Objective => Reproduce the records below in full and word for word, excluding pictures.

Supplied entries =>
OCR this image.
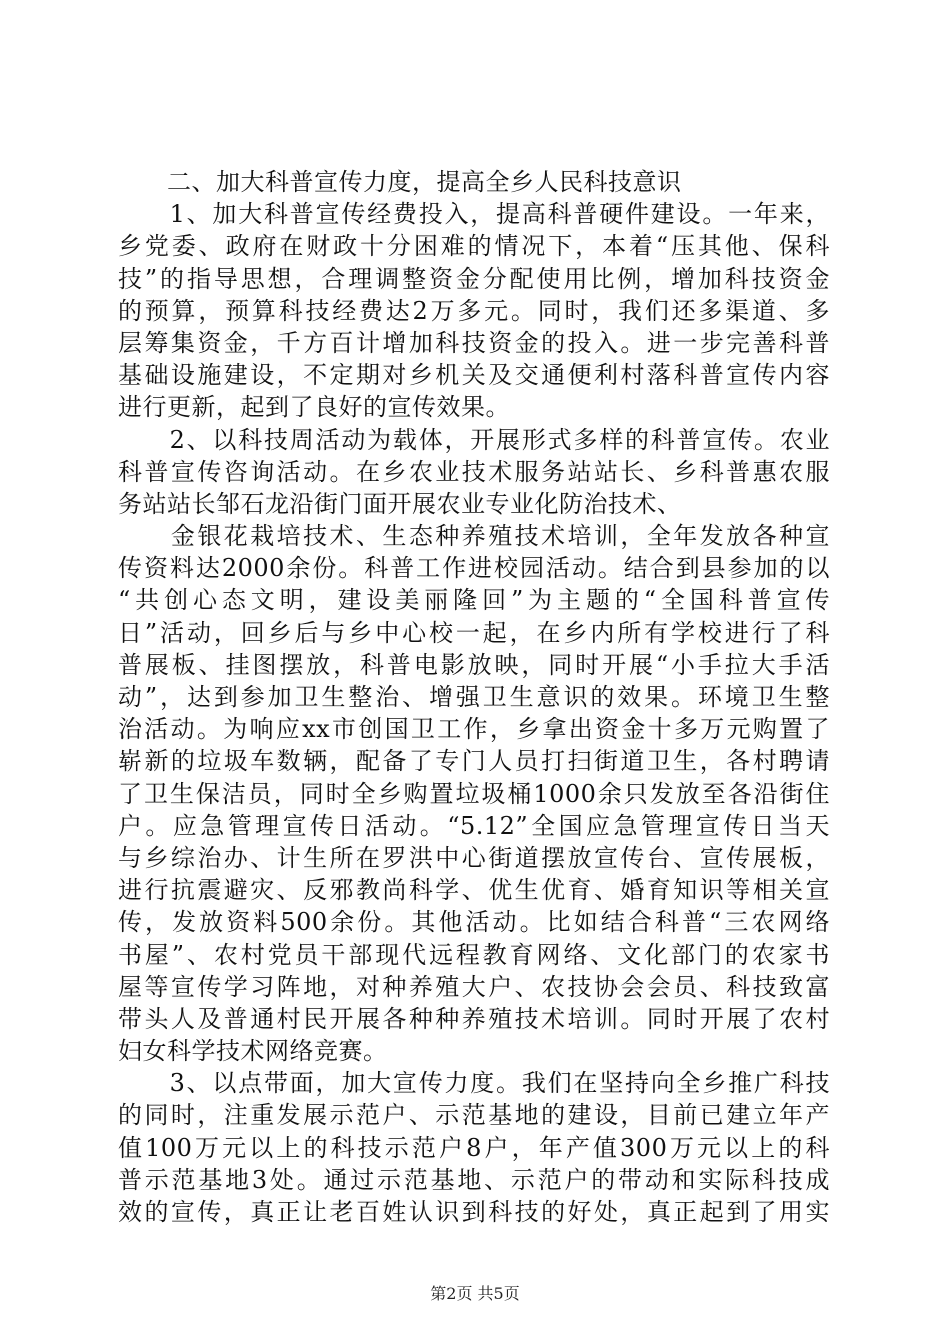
　　二、加大科普宣传力度，提高全乡人民科技意识
　　1、加大科普宣传经费投入，提高科普硬件建设。一年来，
乡党委、政府在财政十分困难的情况下，本着“压其他、保科
技”的指导思想，合理调整资金分配使用比例，增加科技资金
的预算，预算科技经费达2万多元。同时，我们还多渠道、多
层筹集资金，千方百计增加科技资金的投入。进一步完善科普
基础设施建设，不定期对乡机关及交通便利村落科普宣传内容
进行更新，起到了良好的宣传效果。
　　2、以科技周活动为载体，开展形式多样的科普宣传。农业
科普宣传咨询活动。在乡农业技术服务站站长、乡科普惠农服
务站站长邹石龙沿街门面开展农业专业化防治技术、
　　金银花栽培技术、生态种养殖技术培训，全年发放各种宣
传资料达2000余份。科普工作进校园活动。结合到县参加的以
“共创心态文明，建设美丽隆回”为主题的“全国科普宣传
日”活动，回乡后与乡中心校一起，在乡内所有学校进行了科
普展板、挂图摆放，科普电影放映，同时开展“小手拉大手活
动”，达到参加卫生整治、增强卫生意识的效果。环境卫生整
治活动。为响应xx市创国卫工作，乡拿出资金十多万元购置了
崭新的垃圾车数辆，配备了专门人员打扫街道卫生，各村聘请
了卫生保洁员，同时全乡购置垃圾桶1000余只发放至各沿街住
户。应急管理宣传日活动。“5.12”全国应急管理宣传日当天
与乡综治办、计生所在罗洪中心街道摆放宣传台、宣传展板，
进行抗震避灾、反邪教尚科学、优生优育、婚育知识等相关宣
传，发放资料500余份。其他活动。比如结合科普“三农网络
书屋”、农村党员干部现代远程教育网络、文化部门的农家书
屋等宣传学习阵地，对种养殖大户、农技协会会员、科技致富
带头人及普通村民开展各种种养殖技术培训。同时开展了农村
妇女科学技术网络竞赛。
　　3、以点带面，加大宣传力度。我们在坚持向全乡推广科技
的同时，注重发展示范户、示范基地的建设，目前已建立年产
值100万元以上的科技示范户8户，年产值300万元以上的科
普示范基地3处。通过示范基地、示范户的带动和实际科技成
效的宣传，真正让老百姓认识到科技的好处，真正起到了用实
第2页 共5页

Response to the task =>
OCR this image.
　　二、加大科普宣传力度，提高全乡人民科技意识
　　1、加大科普宣传经费投入，提高科普硬件建设。一年来，
乡党委、政府在财政十分困难的情况下，本着“压其他、保科
技”的指导思想，合理调整资金分配使用比例，增加科技资金
的预算，预算科技经费达2万多元。同时，我们还多渠道、多
层筹集资金，千方百计增加科技资金的投入。进一步完善科普
基础设施建设，不定期对乡机关及交通便利村落科普宣传内容
进行更新，起到了良好的宣传效果。
　　2、以科技周活动为载体，开展形式多样的科普宣传。农业
科普宣传咨询活动。在乡农业技术服务站站长、乡科普惠农服
务站站长邹石龙沿街门面开展农业专业化防治技术、
　　金银花栽培技术、生态种养殖技术培训，全年发放各种宣
传资料达2000余份。科普工作进校园活动。结合到县参加的以
“共创心态文明，建设美丽隆回”为主题的“全国科普宣传
日”活动，回乡后与乡中心校一起，在乡内所有学校进行了科
普展板、挂图摆放，科普电影放映，同时开展“小手拉大手活
动”，达到参加卫生整治、增强卫生意识的效果。环境卫生整
治活动。为响应xx市创国卫工作，乡拿出资金十多万元购置了
崭新的垃圾车数辆，配备了专门人员打扫街道卫生，各村聘请
了卫生保洁员，同时全乡购置垃圾桶1000余只发放至各沿街住
户。应急管理宣传日活动。“5.12”全国应急管理宣传日当天
与乡综治办、计生所在罗洪中心街道摆放宣传台、宣传展板，
进行抗震避灾、反邪教尚科学、优生优育、婚育知识等相关宣
传，发放资料500余份。其他活动。比如结合科普“三农网络
书屋”、农村党员干部现代远程教育网络、文化部门的农家书
屋等宣传学习阵地，对种养殖大户、农技协会会员、科技致富
带头人及普通村民开展各种种养殖技术培训。同时开展了农村
妇女科学技术网络竞赛。
　　3、以点带面，加大宣传力度。我们在坚持向全乡推广科技
的同时，注重发展示范户、示范基地的建设，目前已建立年产
值100万元以上的科技示范户8户，年产值300万元以上的科
普示范基地3处。通过示范基地、示范户的带动和实际科技成
效的宣传，真正让老百姓认识到科技的好处，真正起到了用实
第2页 共5页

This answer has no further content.